§ What you need to do:
Return each line of the listing below, unchanged, and omit the images.

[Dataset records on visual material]
________
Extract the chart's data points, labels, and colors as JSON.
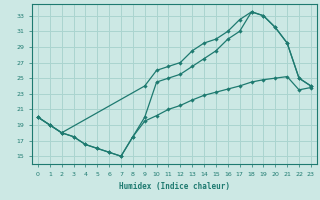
{
  "bg_color": "#cce8e4",
  "grid_color": "#aad4cf",
  "line_color": "#1e7a70",
  "xlabel": "Humidex (Indice chaleur)",
  "xlim": [
    -0.5,
    23.5
  ],
  "ylim": [
    14,
    34.5
  ],
  "xticks": [
    0,
    1,
    2,
    3,
    4,
    5,
    6,
    7,
    8,
    9,
    10,
    11,
    12,
    13,
    14,
    15,
    16,
    17,
    18,
    19,
    20,
    21,
    22,
    23
  ],
  "yticks": [
    15,
    17,
    19,
    21,
    23,
    25,
    27,
    29,
    31,
    33
  ],
  "line1_x": [
    0,
    1,
    2,
    9,
    10,
    11,
    12,
    13,
    14,
    15,
    16,
    17,
    18,
    19,
    20,
    21,
    22,
    23
  ],
  "line1_y": [
    20.0,
    19.0,
    18.0,
    24.0,
    26.0,
    26.5,
    27.0,
    28.5,
    29.5,
    30.0,
    31.0,
    32.5,
    33.5,
    33.0,
    31.5,
    29.5,
    25.0,
    24.0
  ],
  "line2_x": [
    0,
    1,
    2,
    3,
    4,
    5,
    6,
    7,
    8,
    9,
    10,
    11,
    12,
    13,
    14,
    15,
    16,
    17,
    18,
    19,
    20,
    21,
    22,
    23
  ],
  "line2_y": [
    20.0,
    19.0,
    18.0,
    17.5,
    16.5,
    16.0,
    15.5,
    15.0,
    17.5,
    20.0,
    24.5,
    25.0,
    25.5,
    26.5,
    27.5,
    28.5,
    30.0,
    31.0,
    33.5,
    33.0,
    31.5,
    29.5,
    25.0,
    24.0
  ],
  "line3_x": [
    0,
    1,
    2,
    3,
    4,
    5,
    6,
    7,
    8,
    9,
    10,
    11,
    12,
    13,
    14,
    15,
    16,
    17,
    18,
    19,
    20,
    21,
    22,
    23
  ],
  "line3_y": [
    20.0,
    19.0,
    18.0,
    17.5,
    16.5,
    16.0,
    15.5,
    15.0,
    17.5,
    19.5,
    20.2,
    21.0,
    21.5,
    22.2,
    22.8,
    23.2,
    23.6,
    24.0,
    24.5,
    24.8,
    25.0,
    25.2,
    23.5,
    23.8
  ]
}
________
§ Output of the exercise:
Extract the chart's data points, labels, and colors as JSON.
{
  "bg_color": "#cce8e4",
  "grid_color": "#aad4cf",
  "line_color": "#1e7a70",
  "xlabel": "Humidex (Indice chaleur)",
  "xlim": [
    -0.5,
    23.5
  ],
  "ylim": [
    14,
    34.5
  ],
  "xticks": [
    0,
    1,
    2,
    3,
    4,
    5,
    6,
    7,
    8,
    9,
    10,
    11,
    12,
    13,
    14,
    15,
    16,
    17,
    18,
    19,
    20,
    21,
    22,
    23
  ],
  "yticks": [
    15,
    17,
    19,
    21,
    23,
    25,
    27,
    29,
    31,
    33
  ],
  "line1_x": [
    0,
    1,
    2,
    9,
    10,
    11,
    12,
    13,
    14,
    15,
    16,
    17,
    18,
    19,
    20,
    21,
    22,
    23
  ],
  "line1_y": [
    20.0,
    19.0,
    18.0,
    24.0,
    26.0,
    26.5,
    27.0,
    28.5,
    29.5,
    30.0,
    31.0,
    32.5,
    33.5,
    33.0,
    31.5,
    29.5,
    25.0,
    24.0
  ],
  "line2_x": [
    0,
    1,
    2,
    3,
    4,
    5,
    6,
    7,
    8,
    9,
    10,
    11,
    12,
    13,
    14,
    15,
    16,
    17,
    18,
    19,
    20,
    21,
    22,
    23
  ],
  "line2_y": [
    20.0,
    19.0,
    18.0,
    17.5,
    16.5,
    16.0,
    15.5,
    15.0,
    17.5,
    20.0,
    24.5,
    25.0,
    25.5,
    26.5,
    27.5,
    28.5,
    30.0,
    31.0,
    33.5,
    33.0,
    31.5,
    29.5,
    25.0,
    24.0
  ],
  "line3_x": [
    0,
    1,
    2,
    3,
    4,
    5,
    6,
    7,
    8,
    9,
    10,
    11,
    12,
    13,
    14,
    15,
    16,
    17,
    18,
    19,
    20,
    21,
    22,
    23
  ],
  "line3_y": [
    20.0,
    19.0,
    18.0,
    17.5,
    16.5,
    16.0,
    15.5,
    15.0,
    17.5,
    19.5,
    20.2,
    21.0,
    21.5,
    22.2,
    22.8,
    23.2,
    23.6,
    24.0,
    24.5,
    24.8,
    25.0,
    25.2,
    23.5,
    23.8
  ]
}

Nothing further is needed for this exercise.